§ WRITTEN EXERCISE:
Select the lines of the records containing the word "axis" and list them.

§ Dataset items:
···
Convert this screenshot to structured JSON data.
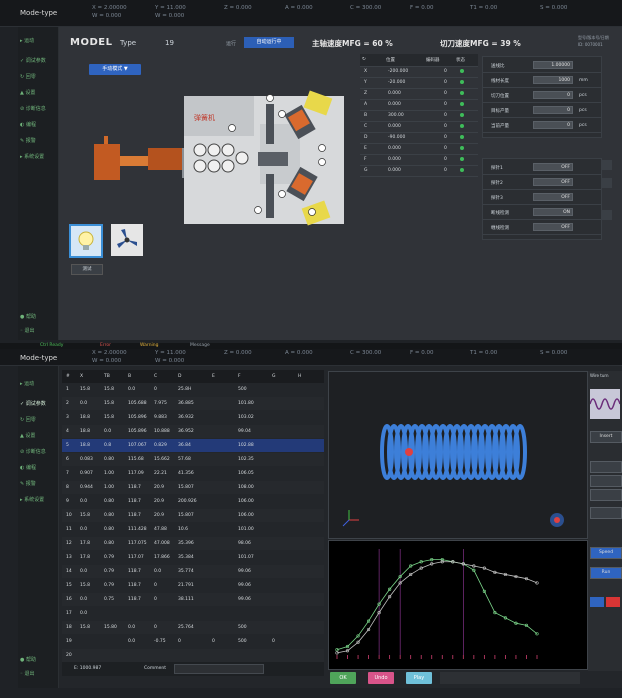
{
  "window_top": {
    "brand": "Mode-type",
    "axes": [
      {
        "name": "X",
        "value": "2.00000",
        "name2": "W",
        "value2": "0.000"
      },
      {
        "name": "Y",
        "value": "11.000",
        "name2": "W",
        "value2": "0.000"
      },
      {
        "name": "Z",
        "value": "0.000"
      },
      {
        "name": "A",
        "value": "0.000"
      },
      {
        "name": "C",
        "value": "300.00"
      },
      {
        "name": "F",
        "value": "0.00"
      },
      {
        "name": "T1",
        "value": "0.00"
      },
      {
        "name": "S",
        "value": "0.000"
      }
    ]
  },
  "nav_top": {
    "items": [
      "▸ 运动",
      "✓ 调试参数",
      "↻ 回零",
      "▲ 设置",
      "⊘ 诊断信息",
      "◐ 编程",
      "✎ 报警",
      "▸ 系统设置"
    ],
    "bottom_items": [
      "● 帮助",
      "◦ 退出"
    ]
  },
  "header": {
    "model_label": "MODEL",
    "type_label": "Type",
    "type_value": "19",
    "state_label": "运行",
    "state_badge": "自动运行中",
    "speed1_label": "主轴速度MFG = 60 %",
    "speed2_label": "切刀速度MFG = 39 %",
    "right_info_1": "型号/版本号/日期",
    "right_info_2": "ID: 0070001",
    "mode_button": "手动模式 ▼"
  },
  "machine": {
    "logo_text": "弹簧机",
    "tool_numbers": [
      "1",
      "2",
      "3",
      "4",
      "5",
      "6",
      "7",
      "8"
    ],
    "icon_bulb_label": "bulb-icon",
    "icon_fan_label": "fan-icon",
    "small_button": "测试"
  },
  "motor_table": {
    "headers": [
      "",
      "位置",
      "编码器",
      "状态"
    ],
    "rows": [
      {
        "axis": "X",
        "pos": "-200.000",
        "code": "0"
      },
      {
        "axis": "Y",
        "pos": "-20.000",
        "code": "0"
      },
      {
        "axis": "Z",
        "pos": "0.000",
        "code": "0"
      },
      {
        "axis": "A",
        "pos": "0.000",
        "code": "0"
      },
      {
        "axis": "B",
        "pos": "300.00",
        "code": "0"
      },
      {
        "axis": "C",
        "pos": "0.000",
        "code": "0"
      },
      {
        "axis": "D",
        "pos": "-90.000",
        "code": "0"
      },
      {
        "axis": "E",
        "pos": "0.000",
        "code": "0"
      },
      {
        "axis": "F",
        "pos": "0.000",
        "code": "0"
      },
      {
        "axis": "G",
        "pos": "0.000",
        "code": "0"
      }
    ]
  },
  "param_panel_1": {
    "rows": [
      {
        "label": "送线比",
        "value": "1.00000",
        "unit": ""
      },
      {
        "label": "线材长度",
        "value": "1000",
        "unit": "mm"
      },
      {
        "label": "切刀位置",
        "value": "0",
        "unit": "pcs"
      },
      {
        "label": "目标产量",
        "value": "0",
        "unit": "pcs"
      },
      {
        "label": "当前产量",
        "value": "0",
        "unit": "pcs"
      }
    ]
  },
  "param_panel_2": {
    "rows": [
      {
        "label": "探针1",
        "value": "OFF"
      },
      {
        "label": "探针2",
        "value": "OFF"
      },
      {
        "label": "探针3",
        "value": "OFF"
      },
      {
        "label": "断线检测",
        "value": "ON"
      },
      {
        "label": "缠线检测",
        "value": "OFF"
      }
    ]
  },
  "window_bottom": {
    "brand": "Mode-type",
    "status_tabs": [
      "Ctrl Ready",
      "Error",
      "Warning",
      "Message"
    ],
    "axes": [
      {
        "name": "X",
        "value": "2.00000",
        "name2": "W",
        "value2": "0.000"
      },
      {
        "name": "Y",
        "value": "11.000",
        "name2": "W",
        "value2": "0.000"
      },
      {
        "name": "Z",
        "value": "0.000"
      },
      {
        "name": "A",
        "value": "0.000"
      },
      {
        "name": "C",
        "value": "300.00"
      },
      {
        "name": "F",
        "value": "0.00"
      },
      {
        "name": "T1",
        "value": "0.00"
      },
      {
        "name": "S",
        "value": "0.000"
      }
    ]
  },
  "program_table": {
    "headers": [
      "#",
      "X",
      "TB",
      "B",
      "C",
      "D",
      "E",
      "F",
      "G",
      "H"
    ],
    "rows": [
      [
        "1",
        "15.8",
        "15.8",
        "0.0",
        "0",
        "25.8H",
        "",
        "500",
        "",
        ""
      ],
      [
        "2",
        "0.0",
        "15.8",
        "105.688",
        "7.975",
        "36.885",
        "",
        "101.80",
        "",
        ""
      ],
      [
        "3",
        "18.8",
        "15.8",
        "105.896",
        "9.883",
        "36.932",
        "",
        "103.02",
        "",
        ""
      ],
      [
        "4",
        "18.8",
        "0.0",
        "105.896",
        "10.888",
        "36.952",
        "",
        "99.04",
        "",
        ""
      ],
      [
        "5",
        "18.8",
        "0.8",
        "107.067",
        "0.829",
        "36.84",
        "",
        "102.88",
        "",
        ""
      ],
      [
        "6",
        "0.083",
        "0.80",
        "115.68",
        "15.662",
        "57.68",
        "",
        "102.35",
        "",
        ""
      ],
      [
        "7",
        "0.907",
        "1.00",
        "117.09",
        "22.21",
        "41.356",
        "",
        "106.05",
        "",
        ""
      ],
      [
        "8",
        "0.944",
        "1.00",
        "118.7",
        "20.9",
        "15.807",
        "",
        "108.00",
        "",
        ""
      ],
      [
        "9",
        "0.0",
        "0.80",
        "118.7",
        "20.9",
        "200.926",
        "",
        "106.00",
        "",
        ""
      ],
      [
        "10",
        "15.8",
        "0.80",
        "118.7",
        "20.9",
        "15.807",
        "",
        "106.00",
        "",
        ""
      ],
      [
        "11",
        "0.0",
        "0.80",
        "111.428",
        "47.88",
        "10.6",
        "",
        "101.00",
        "",
        ""
      ],
      [
        "12",
        "17.8",
        "0.80",
        "117.075",
        "47.008",
        "35.396",
        "",
        "98.06",
        "",
        ""
      ],
      [
        "13",
        "17.8",
        "0.79",
        "117.07",
        "17.866",
        "35.384",
        "",
        "101.07",
        "",
        ""
      ],
      [
        "14",
        "0.0",
        "0.79",
        "118.7",
        "0.0",
        "35.774",
        "",
        "99.06",
        "",
        ""
      ],
      [
        "15",
        "15.8",
        "0.79",
        "118.7",
        "0",
        "21.791",
        "",
        "99.06",
        "",
        ""
      ],
      [
        "16",
        "0.0",
        "0.75",
        "118.7",
        "0",
        "38.111",
        "",
        "99.06",
        "",
        ""
      ],
      [
        "17",
        "0.0",
        "",
        "",
        "",
        "",
        "",
        "",
        "",
        ""
      ],
      [
        "18",
        "15.8",
        "15.80",
        "0.0",
        "0",
        "25.764",
        "",
        "500",
        "",
        ""
      ],
      [
        "19",
        "",
        "",
        "0.0",
        "-0.75",
        "0",
        "0",
        "500",
        "0",
        ""
      ],
      [
        "20",
        "",
        "",
        "",
        "",
        "",
        "",
        "",
        "",
        ""
      ]
    ],
    "selected_index": 4,
    "footer_left": "E: 1000.987",
    "comment_label": "Comment"
  },
  "graph_buttons": [
    "OK",
    "Undo",
    "Play"
  ],
  "right_panel": {
    "label_top": "Wire turn",
    "button_1": "Insert",
    "button_2": "Speed",
    "button_3": "Run"
  },
  "chart_data": {
    "type": "line",
    "title": "",
    "xlabel": "",
    "ylabel": "",
    "series": [
      {
        "color": "#7bd68a",
        "x": [
          0,
          1,
          2,
          3,
          4,
          5,
          6,
          7,
          8,
          9,
          10,
          11,
          12,
          13,
          14,
          15,
          16,
          17,
          18,
          19
        ],
        "values": [
          5,
          8,
          18,
          32,
          48,
          62,
          74,
          84,
          88,
          90,
          90,
          88,
          86,
          80,
          60,
          40,
          35,
          30,
          28,
          20
        ]
      },
      {
        "color": "#c3c3c3",
        "x": [
          0,
          1,
          2,
          3,
          4,
          5,
          6,
          7,
          8,
          9,
          10,
          11,
          12,
          13,
          14,
          15,
          16,
          17,
          18,
          19
        ],
        "values": [
          2,
          4,
          12,
          24,
          40,
          55,
          68,
          76,
          82,
          86,
          88,
          88,
          86,
          84,
          82,
          78,
          76,
          74,
          72,
          68
        ]
      }
    ],
    "ylim": [
      0,
      100
    ]
  }
}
···
§ ANSWER FOR THIS EXERCISE:
        "axis": "X",
        "axis": "Y",
        "axis": "Z",
        "axis": "A",
        "axis": "B",
        "axis": "C",
        "axis": "D",
        "axis": "E",
        "axis": "F",
        "axis": "G",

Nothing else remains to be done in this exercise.